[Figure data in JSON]
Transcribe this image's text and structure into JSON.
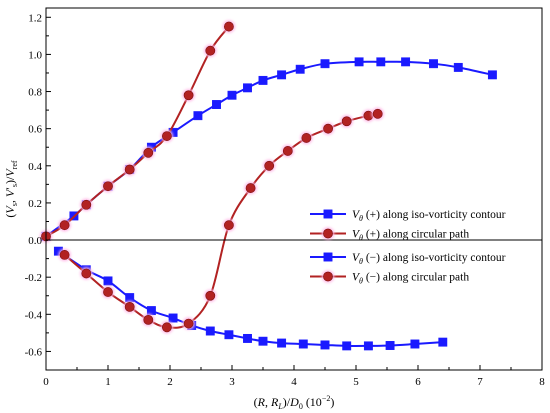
{
  "chart_data": {
    "type": "line",
    "xlabel": "(R, R_L)/D_0 (10^-2)",
    "xlabel_parts": [
      "(",
      "R",
      ", ",
      "R",
      "L",
      ")/",
      "D",
      "0",
      " (10",
      "−2",
      ")"
    ],
    "ylabel_parts": [
      "(",
      "V",
      "s",
      ", ",
      "V",
      "′",
      "s",
      ")/",
      "V",
      "ref"
    ],
    "xlim": [
      0,
      8
    ],
    "ylim": [
      -0.7,
      1.25
    ],
    "xticks": [
      "0",
      "1",
      "2",
      "3",
      "4",
      "5",
      "6",
      "7",
      "8"
    ],
    "yticks": [
      "-0.6",
      "-0.4",
      "-0.2",
      "0.0",
      "0.2",
      "0.4",
      "0.6",
      "0.8",
      "1.0",
      "1.2"
    ],
    "xtick_values": [
      0,
      1,
      2,
      3,
      4,
      5,
      6,
      7,
      8
    ],
    "ytick_values": [
      -0.6,
      -0.4,
      -0.2,
      0.0,
      0.2,
      0.4,
      0.6,
      0.8,
      1.0,
      1.2
    ],
    "zero_line": true,
    "grid": false,
    "legend_position": "center-right",
    "series": [
      {
        "name": "Vθ (+) along iso-vorticity contour",
        "label_parts": [
          "V",
          "θ",
          " (+) along iso-vorticity contour"
        ],
        "color": "#1a1aff",
        "marker": "square",
        "x": [
          0.0,
          0.45,
          0.65,
          1.0,
          1.35,
          1.7,
          2.05,
          2.45,
          2.75,
          3.0,
          3.25,
          3.5,
          3.8,
          4.1,
          4.5,
          5.05,
          5.4,
          5.8,
          6.25,
          6.65,
          7.2
        ],
        "y": [
          0.02,
          0.13,
          0.19,
          0.29,
          0.38,
          0.5,
          0.58,
          0.67,
          0.73,
          0.78,
          0.82,
          0.86,
          0.89,
          0.92,
          0.95,
          0.96,
          0.96,
          0.96,
          0.95,
          0.93,
          0.89
        ]
      },
      {
        "name": "Vθ (+) along circular path",
        "label_parts": [
          "V",
          "θ",
          " (+) along circular path"
        ],
        "color": "#b22222",
        "marker": "circle",
        "x": [
          0.0,
          0.3,
          0.65,
          1.0,
          1.35,
          1.65,
          1.95,
          2.3,
          2.65,
          2.95
        ],
        "y": [
          0.02,
          0.08,
          0.19,
          0.29,
          0.38,
          0.47,
          0.56,
          0.78,
          1.02,
          1.15
        ]
      },
      {
        "name": "Vθ (−) along iso-vorticity contour",
        "label_parts": [
          "V",
          "θ",
          " (−) along iso-vorticity contour"
        ],
        "color": "#1a1aff",
        "marker": "square",
        "x": [
          0.2,
          0.65,
          1.0,
          1.35,
          1.7,
          2.05,
          2.35,
          2.65,
          2.95,
          3.25,
          3.5,
          3.8,
          4.15,
          4.5,
          4.85,
          5.2,
          5.55,
          5.95,
          6.4
        ],
        "y": [
          -0.06,
          -0.16,
          -0.22,
          -0.31,
          -0.38,
          -0.42,
          -0.46,
          -0.49,
          -0.51,
          -0.53,
          -0.545,
          -0.555,
          -0.56,
          -0.565,
          -0.57,
          -0.57,
          -0.568,
          -0.56,
          -0.55
        ]
      },
      {
        "name": "Vθ (−) along circular path",
        "label_parts": [
          "V",
          "θ",
          " (−) along circular path"
        ],
        "color": "#b22222",
        "marker": "circle",
        "x": [
          0.3,
          0.65,
          1.0,
          1.35,
          1.65,
          1.95,
          2.3,
          2.65,
          2.95,
          3.3,
          3.6,
          3.9,
          4.2,
          4.55,
          4.85,
          5.2,
          5.35
        ],
        "y": [
          -0.08,
          -0.18,
          -0.28,
          -0.36,
          -0.43,
          -0.47,
          -0.45,
          -0.3,
          0.08,
          0.28,
          0.4,
          0.48,
          0.55,
          0.6,
          0.64,
          0.67,
          0.68
        ]
      }
    ]
  }
}
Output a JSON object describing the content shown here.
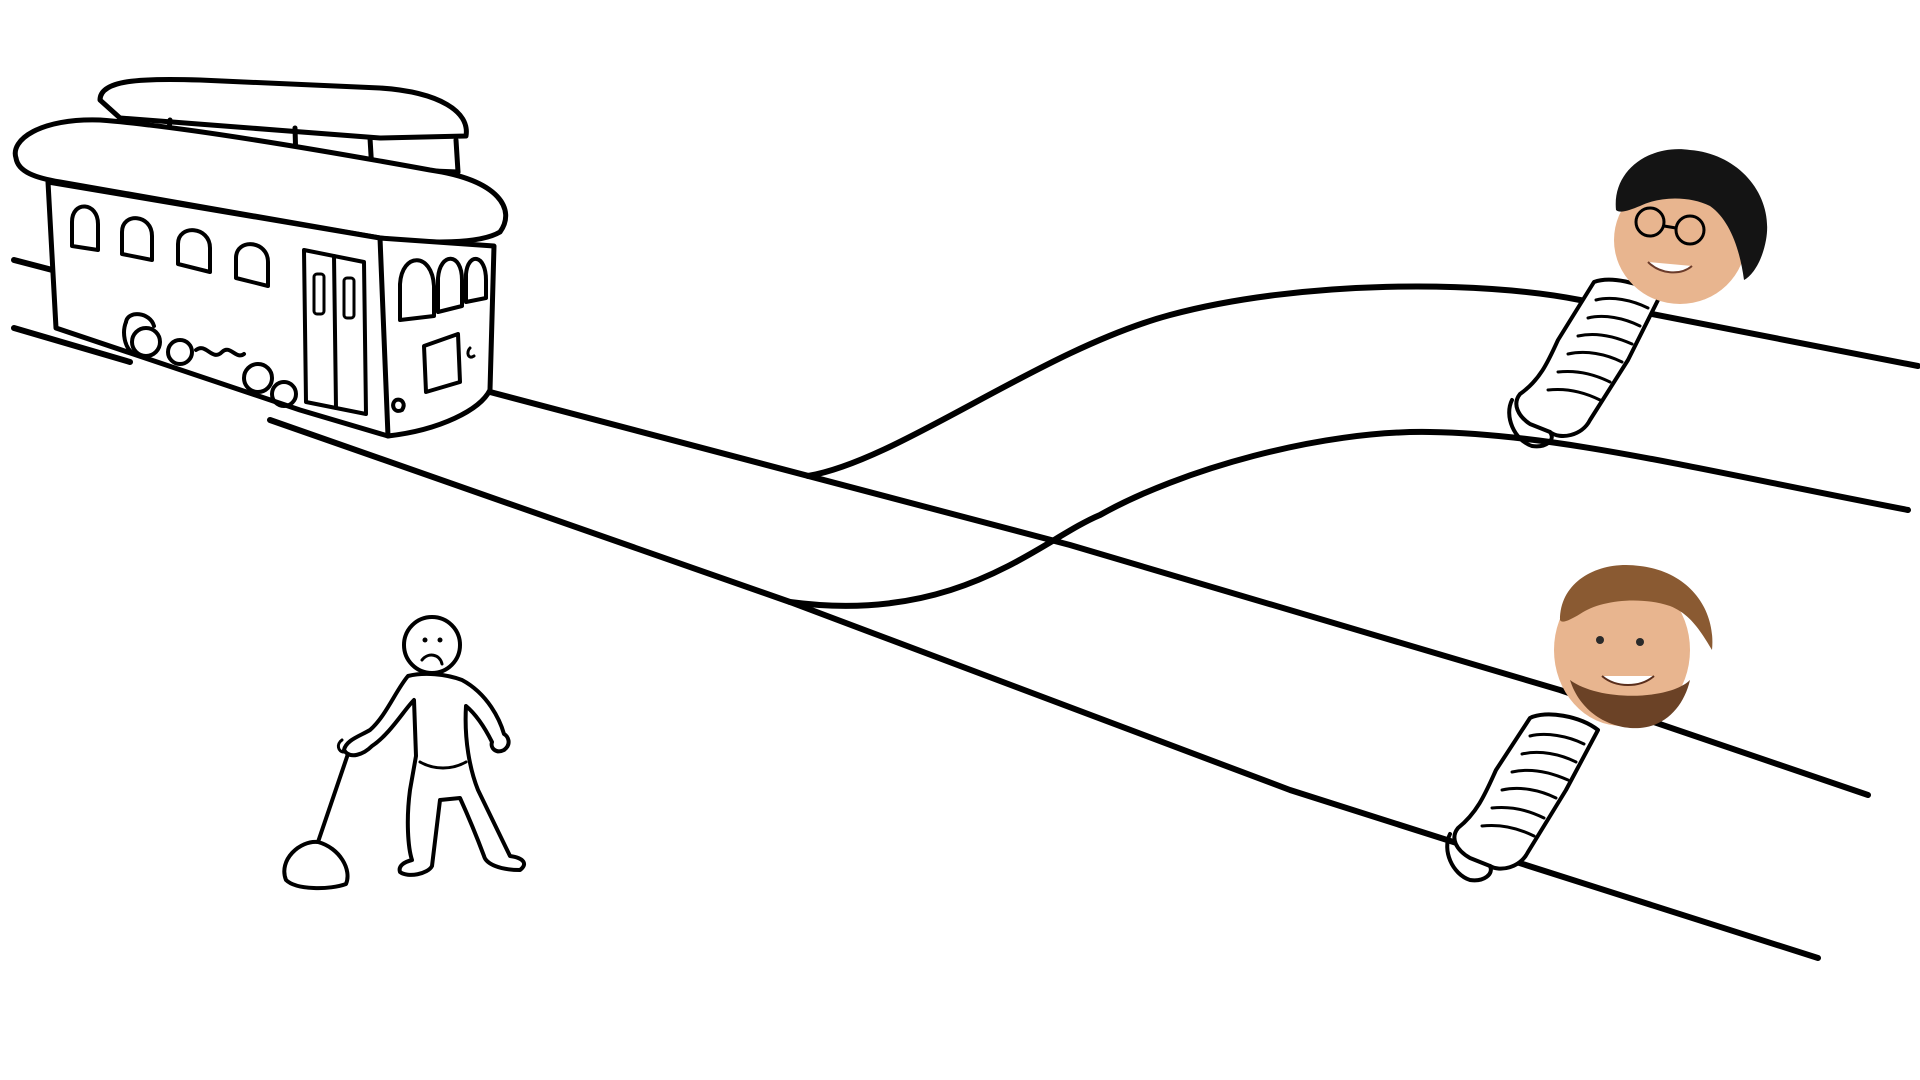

» **Work to be completed**: Return the material exactly as given, apart from the pictures.

» **Solution to the exercise**:
Transcribe this image's text and structure into JSON.
{
  "chart_data": {
    "type": "line",
    "xlabel": "(R, R_L)/D_0 (10^-2)",
    "xlabel_parts": [
      "(",
      "R",
      ", ",
      "R",
      "L",
      ")/",
      "D",
      "0",
      " (10",
      "−2",
      ")"
    ],
    "ylabel_parts": [
      "(",
      "V",
      "s",
      ", ",
      "V",
      "′",
      "s",
      ")/",
      "V",
      "ref"
    ],
    "xlim": [
      0,
      8
    ],
    "ylim": [
      -0.7,
      1.25
    ],
    "xticks": [
      "0",
      "1",
      "2",
      "3",
      "4",
      "5",
      "6",
      "7",
      "8"
    ],
    "yticks": [
      "-0.6",
      "-0.4",
      "-0.2",
      "0.0",
      "0.2",
      "0.4",
      "0.6",
      "0.8",
      "1.0",
      "1.2"
    ],
    "xtick_values": [
      0,
      1,
      2,
      3,
      4,
      5,
      6,
      7,
      8
    ],
    "ytick_values": [
      -0.6,
      -0.4,
      -0.2,
      0.0,
      0.2,
      0.4,
      0.6,
      0.8,
      1.0,
      1.2
    ],
    "zero_line": true,
    "grid": false,
    "legend_position": "center-right",
    "series": [
      {
        "name": "Vθ (+) along iso-vorticity contour",
        "label_parts": [
          "V",
          "θ",
          " (+) along iso-vorticity contour"
        ],
        "color": "#1a1aff",
        "marker": "square",
        "x": [
          0.0,
          0.45,
          0.65,
          1.0,
          1.35,
          1.7,
          2.05,
          2.45,
          2.75,
          3.0,
          3.25,
          3.5,
          3.8,
          4.1,
          4.5,
          5.05,
          5.4,
          5.8,
          6.25,
          6.65,
          7.2
        ],
        "y": [
          0.02,
          0.13,
          0.19,
          0.29,
          0.38,
          0.5,
          0.58,
          0.67,
          0.73,
          0.78,
          0.82,
          0.86,
          0.89,
          0.92,
          0.95,
          0.96,
          0.96,
          0.96,
          0.95,
          0.93,
          0.89
        ]
      },
      {
        "name": "Vθ (+) along circular path",
        "label_parts": [
          "V",
          "θ",
          " (+) along circular path"
        ],
        "color": "#b22222",
        "marker": "circle",
        "x": [
          0.0,
          0.3,
          0.65,
          1.0,
          1.35,
          1.65,
          1.95,
          2.3,
          2.65,
          2.95
        ],
        "y": [
          0.02,
          0.08,
          0.19,
          0.29,
          0.38,
          0.47,
          0.56,
          0.78,
          1.02,
          1.15
        ]
      },
      {
        "name": "Vθ (−) along iso-vorticity contour",
        "label_parts": [
          "V",
          "θ",
          " (−) along iso-vorticity contour"
        ],
        "color": "#1a1aff",
        "marker": "square",
        "x": [
          0.2,
          0.65,
          1.0,
          1.35,
          1.7,
          2.05,
          2.35,
          2.65,
          2.95,
          3.25,
          3.5,
          3.8,
          4.15,
          4.5,
          4.85,
          5.2,
          5.55,
          5.95,
          6.4
        ],
        "y": [
          -0.06,
          -0.16,
          -0.22,
          -0.31,
          -0.38,
          -0.42,
          -0.46,
          -0.49,
          -0.51,
          -0.53,
          -0.545,
          -0.555,
          -0.56,
          -0.565,
          -0.57,
          -0.57,
          -0.568,
          -0.56,
          -0.55
        ]
      },
      {
        "name": "Vθ (−) along circular path",
        "label_parts": [
          "V",
          "θ",
          " (−) along circular path"
        ],
        "color": "#b22222",
        "marker": "circle",
        "x": [
          0.3,
          0.65,
          1.0,
          1.35,
          1.65,
          1.95,
          2.3,
          2.65,
          2.95,
          3.3,
          3.6,
          3.9,
          4.2,
          4.55,
          4.85,
          5.2,
          5.35
        ],
        "y": [
          -0.08,
          -0.18,
          -0.28,
          -0.36,
          -0.43,
          -0.47,
          -0.45,
          -0.3,
          0.08,
          0.28,
          0.4,
          0.48,
          0.55,
          0.6,
          0.64,
          0.67,
          0.68
        ]
      }
    ]
  }
}
Output a JSON object describing the content shown here.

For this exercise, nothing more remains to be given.